== Given problem ==
Extract the full listing verbatim and drop any pictures from your copy.
Begin Record excerpts
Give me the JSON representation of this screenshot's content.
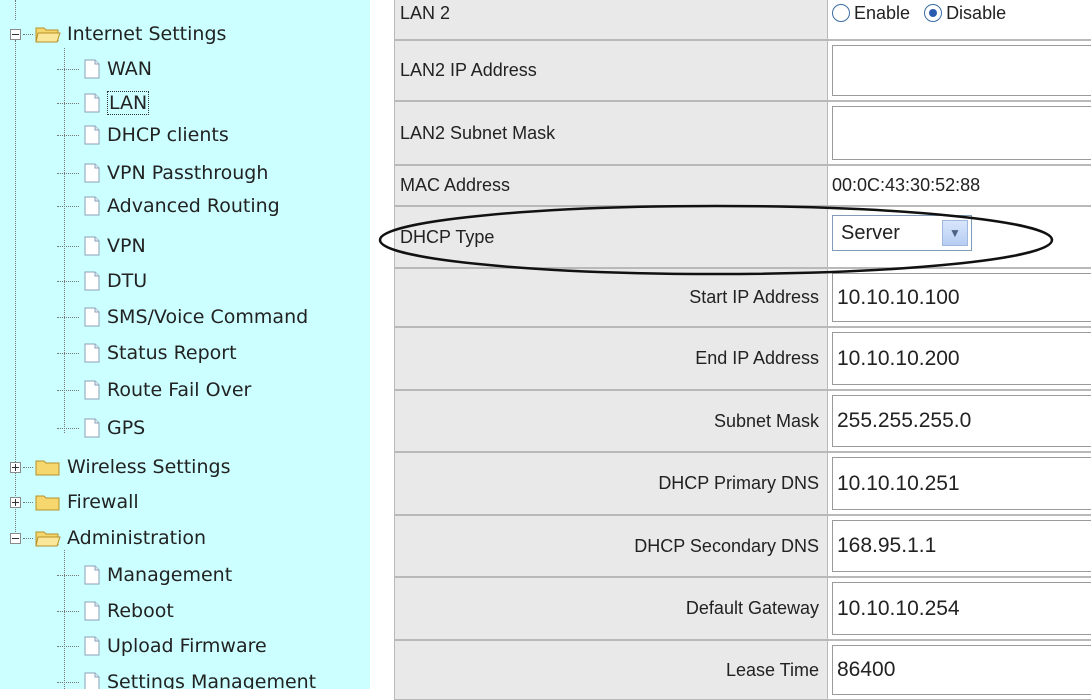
{
  "tree": {
    "internet_settings": "Internet Settings",
    "internet_items": [
      "WAN",
      "LAN",
      "DHCP clients",
      "VPN Passthrough",
      "Advanced Routing",
      "VPN",
      "DTU",
      "SMS/Voice Command",
      "Status Report",
      "Route Fail Over",
      "GPS"
    ],
    "selected_item": "LAN",
    "wireless_settings": "Wireless Settings",
    "firewall": "Firewall",
    "administration": "Administration",
    "admin_items": [
      "Management",
      "Reboot",
      "Upload Firmware",
      "Settings Management"
    ]
  },
  "form": {
    "lan2_label": "LAN 2",
    "lan2_enable": "Enable",
    "lan2_disable": "Disable",
    "lan2_selected": "Disable",
    "lan2_ip_label": "LAN2 IP Address",
    "lan2_ip_value": "",
    "lan2_mask_label": "LAN2 Subnet Mask",
    "lan2_mask_value": "",
    "mac_label": "MAC Address",
    "mac_value": "00:0C:43:30:52:88",
    "dhcp_type_label": "DHCP Type",
    "dhcp_type_value": "Server",
    "start_ip_label": "Start IP Address",
    "start_ip_value": "10.10.10.100",
    "end_ip_label": "End IP Address",
    "end_ip_value": "10.10.10.200",
    "subnet_label": "Subnet Mask",
    "subnet_value": "255.255.255.0",
    "primary_dns_label": "DHCP Primary DNS",
    "primary_dns_value": "10.10.10.251",
    "secondary_dns_label": "DHCP Secondary DNS",
    "secondary_dns_value": "168.95.1.1",
    "gateway_label": "Default Gateway",
    "gateway_value": "10.10.10.254",
    "lease_label": "Lease Time",
    "lease_value": "86400"
  },
  "colors": {
    "tree_bg": "#ccffff",
    "label_bg": "#e9e9e9",
    "folder": "#f5d76e"
  }
}
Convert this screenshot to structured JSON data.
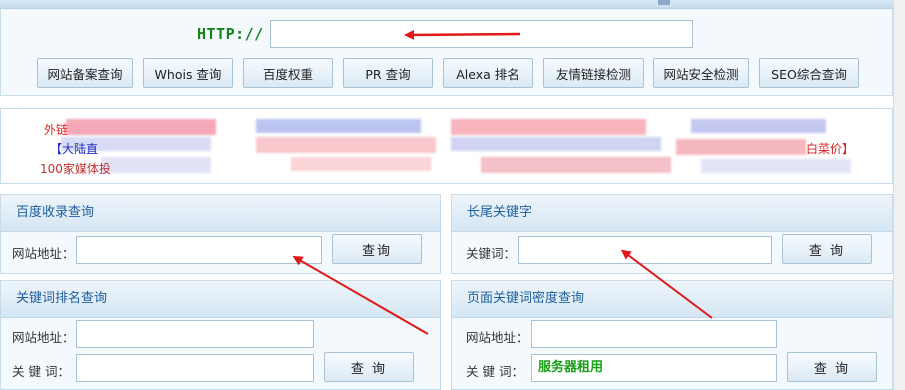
{
  "top": {
    "http_label": "HTTP://",
    "url_value": "",
    "buttons": [
      "网站备案查询",
      "Whois 查询",
      "百度权重",
      "PR 查询",
      "Alexa 排名",
      "友情链接检测",
      "网站安全检测",
      "SEO综合查询"
    ]
  },
  "ad": {
    "prefix1": "外链",
    "prefix2": "【大陆直",
    "prefix3": "100家媒体投",
    "suffix": "白菜价】"
  },
  "panels": {
    "baidu_index": {
      "title": "百度收录查询",
      "url_label": "网站地址：",
      "button": "查询"
    },
    "long_tail": {
      "title": "长尾关键字",
      "kw_label": "关键词：",
      "button": "查 询"
    },
    "keyword_rank": {
      "title": "关键词排名查询",
      "url_label": "网站地址：",
      "kw_label": "关 键 词：",
      "button": "查 询"
    },
    "density": {
      "title": "页面关键词密度查询",
      "url_label": "网站地址：",
      "kw_label": "关 键 词：",
      "kw_value": "服务器租用",
      "button": "查 询"
    }
  },
  "colors": {
    "accent_red": "#e01818",
    "http_green": "#15841d",
    "panel_title_blue": "#1f5fa0"
  }
}
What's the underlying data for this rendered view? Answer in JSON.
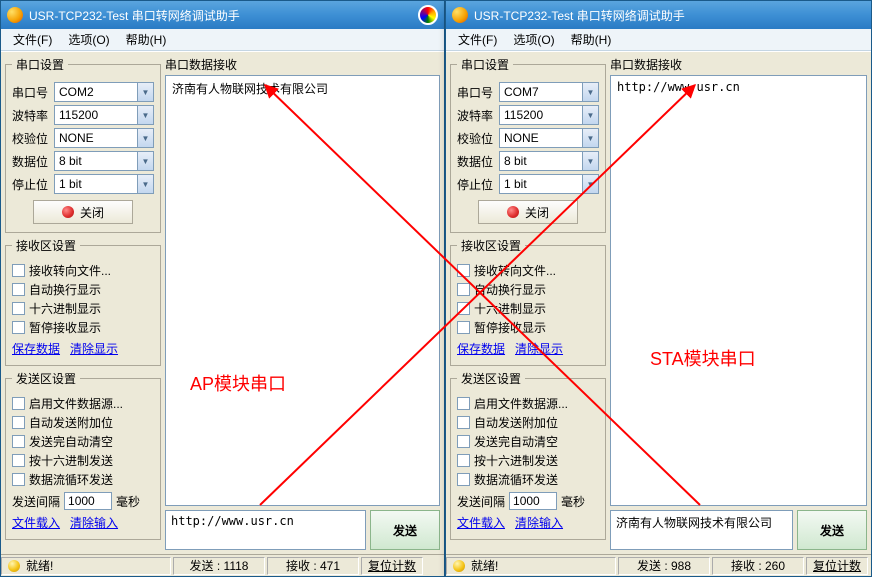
{
  "left_window": {
    "title": "USR-TCP232-Test 串口转网络调试助手",
    "menus": {
      "file": "文件(F)",
      "options": "选项(O)",
      "help": "帮助(H)"
    },
    "serial_group": "串口设置",
    "labels": {
      "port": "串口号",
      "baud": "波特率",
      "parity": "校验位",
      "data": "数据位",
      "stop": "停止位"
    },
    "values": {
      "port": "COM2",
      "baud": "115200",
      "parity": "NONE",
      "data": "8 bit",
      "stop": "1 bit"
    },
    "close_btn": "关闭",
    "recv_group": "接收区设置",
    "recv_opts": {
      "tofile": "接收转向文件...",
      "autowrap": "自动换行显示",
      "hex": "十六进制显示",
      "pause": "暂停接收显示"
    },
    "recv_links": {
      "save": "保存数据",
      "clear": "清除显示"
    },
    "send_group": "发送区设置",
    "send_opts": {
      "fromfile": "启用文件数据源...",
      "autoclr_append": "自动发送附加位",
      "autoclr_done": "发送完自动清空",
      "hex_send": "按十六进制发送",
      "loop": "数据流循环发送"
    },
    "interval": {
      "label": "发送间隔",
      "value": "1000",
      "unit": "毫秒"
    },
    "send_links": {
      "load": "文件载入",
      "clear": "清除输入"
    },
    "recv_label": "串口数据接收",
    "recv_text": "济南有人物联网技术有限公司",
    "send_text": "http://www.usr.cn",
    "send_btn": "发送",
    "status": {
      "ready": "就绪!",
      "tx": "发送 : 1118",
      "rx": "接收 : 471",
      "reset": "复位计数"
    },
    "annotation": "AP模块串口"
  },
  "right_window": {
    "title": "USR-TCP232-Test 串口转网络调试助手",
    "menus": {
      "file": "文件(F)",
      "options": "选项(O)",
      "help": "帮助(H)"
    },
    "serial_group": "串口设置",
    "labels": {
      "port": "串口号",
      "baud": "波特率",
      "parity": "校验位",
      "data": "数据位",
      "stop": "停止位"
    },
    "values": {
      "port": "COM7",
      "baud": "115200",
      "parity": "NONE",
      "data": "8 bit",
      "stop": "1 bit"
    },
    "close_btn": "关闭",
    "recv_group": "接收区设置",
    "recv_opts": {
      "tofile": "接收转向文件...",
      "autowrap": "自动换行显示",
      "hex": "十六进制显示",
      "pause": "暂停接收显示"
    },
    "recv_links": {
      "save": "保存数据",
      "clear": "清除显示"
    },
    "send_group": "发送区设置",
    "send_opts": {
      "fromfile": "启用文件数据源...",
      "autoclr_append": "自动发送附加位",
      "autoclr_done": "发送完自动清空",
      "hex_send": "按十六进制发送",
      "loop": "数据流循环发送"
    },
    "interval": {
      "label": "发送间隔",
      "value": "1000",
      "unit": "毫秒"
    },
    "send_links": {
      "load": "文件载入",
      "clear": "清除输入"
    },
    "recv_label": "串口数据接收",
    "recv_text": "http://www.usr.cn",
    "send_text": "济南有人物联网技术有限公司",
    "send_btn": "发送",
    "status": {
      "ready": "就绪!",
      "tx": "发送 : 988",
      "rx": "接收 : 260",
      "reset": "复位计数"
    },
    "annotation": "STA模块串口"
  }
}
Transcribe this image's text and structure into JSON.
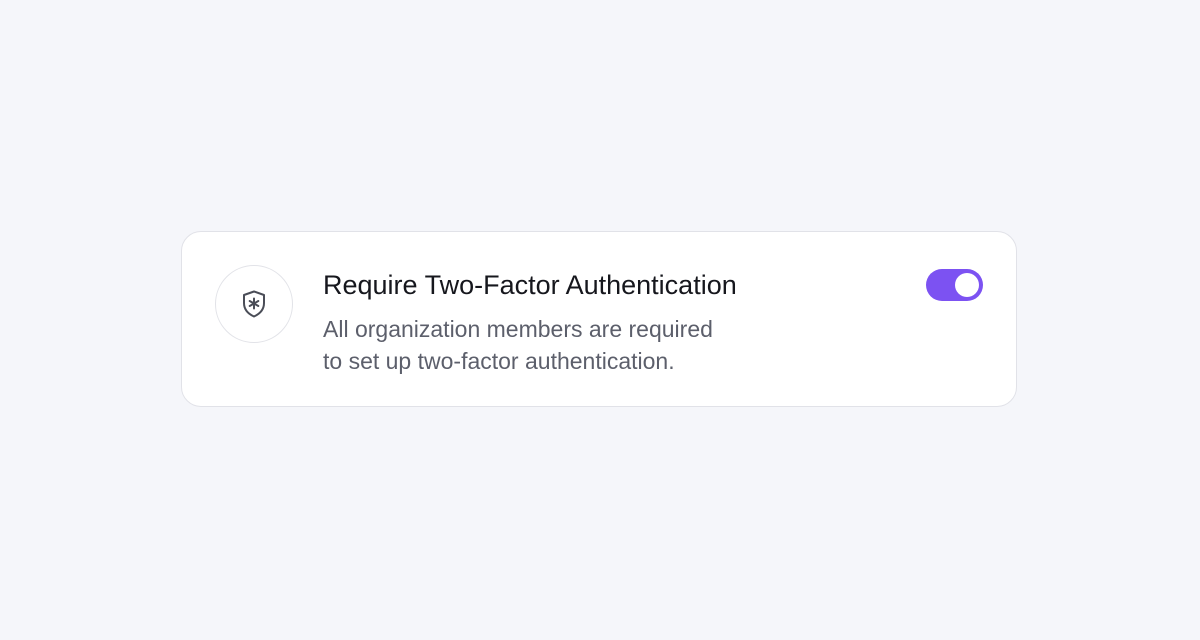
{
  "setting": {
    "title": "Require Two-Factor Authentication",
    "description_lines": [
      "All organization members are required",
      "to set up two-factor authentication."
    ],
    "icon": "shield-asterisk-icon",
    "toggle": {
      "state": "on"
    }
  },
  "colors": {
    "background": "#f5f6fa",
    "card": "#ffffff",
    "card_border": "#e1e2e8",
    "accent": "#7c52f2",
    "title_text": "#16171d",
    "description_text": "#5c5f6b",
    "icon_stroke": "#4a4d57"
  }
}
End Record excerpts
== Result ==
Give me the JSON representation of this screenshot's content.
{
  "tree": {
    "internet_settings": "Internet Settings",
    "internet_items": [
      "WAN",
      "LAN",
      "DHCP clients",
      "VPN Passthrough",
      "Advanced Routing",
      "VPN",
      "DTU",
      "SMS/Voice Command",
      "Status Report",
      "Route Fail Over",
      "GPS"
    ],
    "selected_item": "LAN",
    "wireless_settings": "Wireless Settings",
    "firewall": "Firewall",
    "administration": "Administration",
    "admin_items": [
      "Management",
      "Reboot",
      "Upload Firmware",
      "Settings Management"
    ]
  },
  "form": {
    "lan2_label": "LAN 2",
    "lan2_enable": "Enable",
    "lan2_disable": "Disable",
    "lan2_selected": "Disable",
    "lan2_ip_label": "LAN2 IP Address",
    "lan2_ip_value": "",
    "lan2_mask_label": "LAN2 Subnet Mask",
    "lan2_mask_value": "",
    "mac_label": "MAC Address",
    "mac_value": "00:0C:43:30:52:88",
    "dhcp_type_label": "DHCP Type",
    "dhcp_type_value": "Server",
    "start_ip_label": "Start IP Address",
    "start_ip_value": "10.10.10.100",
    "end_ip_label": "End IP Address",
    "end_ip_value": "10.10.10.200",
    "subnet_label": "Subnet Mask",
    "subnet_value": "255.255.255.0",
    "primary_dns_label": "DHCP Primary DNS",
    "primary_dns_value": "10.10.10.251",
    "secondary_dns_label": "DHCP Secondary DNS",
    "secondary_dns_value": "168.95.1.1",
    "gateway_label": "Default Gateway",
    "gateway_value": "10.10.10.254",
    "lease_label": "Lease Time",
    "lease_value": "86400"
  },
  "colors": {
    "tree_bg": "#ccffff",
    "label_bg": "#e9e9e9",
    "folder": "#f5d76e"
  }
}
Convert this screenshot to structured JSON data.
{
  "top": {
    "http_label": "HTTP://",
    "url_value": "",
    "buttons": [
      "网站备案查询",
      "Whois 查询",
      "百度权重",
      "PR 查询",
      "Alexa 排名",
      "友情链接检测",
      "网站安全检测",
      "SEO综合查询"
    ]
  },
  "ad": {
    "prefix1": "外链",
    "prefix2": "【大陆直",
    "prefix3": "100家媒体投",
    "suffix": "白菜价】"
  },
  "panels": {
    "baidu_index": {
      "title": "百度收录查询",
      "url_label": "网站地址：",
      "button": "查询"
    },
    "long_tail": {
      "title": "长尾关键字",
      "kw_label": "关键词：",
      "button": "查 询"
    },
    "keyword_rank": {
      "title": "关键词排名查询",
      "url_label": "网站地址：",
      "kw_label": "关 键 词：",
      "button": "查 询"
    },
    "density": {
      "title": "页面关键词密度查询",
      "url_label": "网站地址：",
      "kw_label": "关 键 词：",
      "kw_value": "服务器租用",
      "button": "查 询"
    }
  },
  "colors": {
    "accent_red": "#e01818",
    "http_green": "#15841d",
    "panel_title_blue": "#1f5fa0"
  }
}
What's the underlying data for this rendered view? Answer in JSON.
{
  "left_window": {
    "title": "USR-TCP232-Test 串口转网络调试助手",
    "menus": {
      "file": "文件(F)",
      "options": "选项(O)",
      "help": "帮助(H)"
    },
    "serial_group": "串口设置",
    "labels": {
      "port": "串口号",
      "baud": "波特率",
      "parity": "校验位",
      "data": "数据位",
      "stop": "停止位"
    },
    "values": {
      "port": "COM2",
      "baud": "115200",
      "parity": "NONE",
      "data": "8 bit",
      "stop": "1 bit"
    },
    "close_btn": "关闭",
    "recv_group": "接收区设置",
    "recv_opts": {
      "tofile": "接收转向文件...",
      "autowrap": "自动换行显示",
      "hex": "十六进制显示",
      "pause": "暂停接收显示"
    },
    "recv_links": {
      "save": "保存数据",
      "clear": "清除显示"
    },
    "send_group": "发送区设置",
    "send_opts": {
      "fromfile": "启用文件数据源...",
      "autoclr_append": "自动发送附加位",
      "autoclr_done": "发送完自动清空",
      "hex_send": "按十六进制发送",
      "loop": "数据流循环发送"
    },
    "interval": {
      "label": "发送间隔",
      "value": "1000",
      "unit": "毫秒"
    },
    "send_links": {
      "load": "文件载入",
      "clear": "清除输入"
    },
    "recv_label": "串口数据接收",
    "recv_text": "济南有人物联网技术有限公司",
    "send_text": "http://www.usr.cn",
    "send_btn": "发送",
    "status": {
      "ready": "就绪!",
      "tx": "发送 : 1118",
      "rx": "接收 : 471",
      "reset": "复位计数"
    },
    "annotation": "AP模块串口"
  },
  "right_window": {
    "title": "USR-TCP232-Test 串口转网络调试助手",
    "menus": {
      "file": "文件(F)",
      "options": "选项(O)",
      "help": "帮助(H)"
    },
    "serial_group": "串口设置",
    "labels": {
      "port": "串口号",
      "baud": "波特率",
      "parity": "校验位",
      "data": "数据位",
      "stop": "停止位"
    },
    "values": {
      "port": "COM7",
      "baud": "115200",
      "parity": "NONE",
      "data": "8 bit",
      "stop": "1 bit"
    },
    "close_btn": "关闭",
    "recv_group": "接收区设置",
    "recv_opts": {
      "tofile": "接收转向文件...",
      "autowrap": "自动换行显示",
      "hex": "十六进制显示",
      "pause": "暂停接收显示"
    },
    "recv_links": {
      "save": "保存数据",
      "clear": "清除显示"
    },
    "send_group": "发送区设置",
    "send_opts": {
      "fromfile": "启用文件数据源...",
      "autoclr_append": "自动发送附加位",
      "autoclr_done": "发送完自动清空",
      "hex_send": "按十六进制发送",
      "loop": "数据流循环发送"
    },
    "interval": {
      "label": "发送间隔",
      "value": "1000",
      "unit": "毫秒"
    },
    "send_links": {
      "load": "文件载入",
      "clear": "清除输入"
    },
    "recv_label": "串口数据接收",
    "recv_text": "http://www.usr.cn",
    "send_text": "济南有人物联网技术有限公司",
    "send_btn": "发送",
    "status": {
      "ready": "就绪!",
      "tx": "发送 : 988",
      "rx": "接收 : 260",
      "reset": "复位计数"
    },
    "annotation": "STA模块串口"
  }
}
Transcribe this image's text and structure into JSON.
{
  "setting": {
    "title": "Require Two-Factor Authentication",
    "description_lines": [
      "All organization members are required",
      "to set up two-factor authentication."
    ],
    "icon": "shield-asterisk-icon",
    "toggle": {
      "state": "on"
    }
  },
  "colors": {
    "background": "#f5f6fa",
    "card": "#ffffff",
    "card_border": "#e1e2e8",
    "accent": "#7c52f2",
    "title_text": "#16171d",
    "description_text": "#5c5f6b",
    "icon_stroke": "#4a4d57"
  }
}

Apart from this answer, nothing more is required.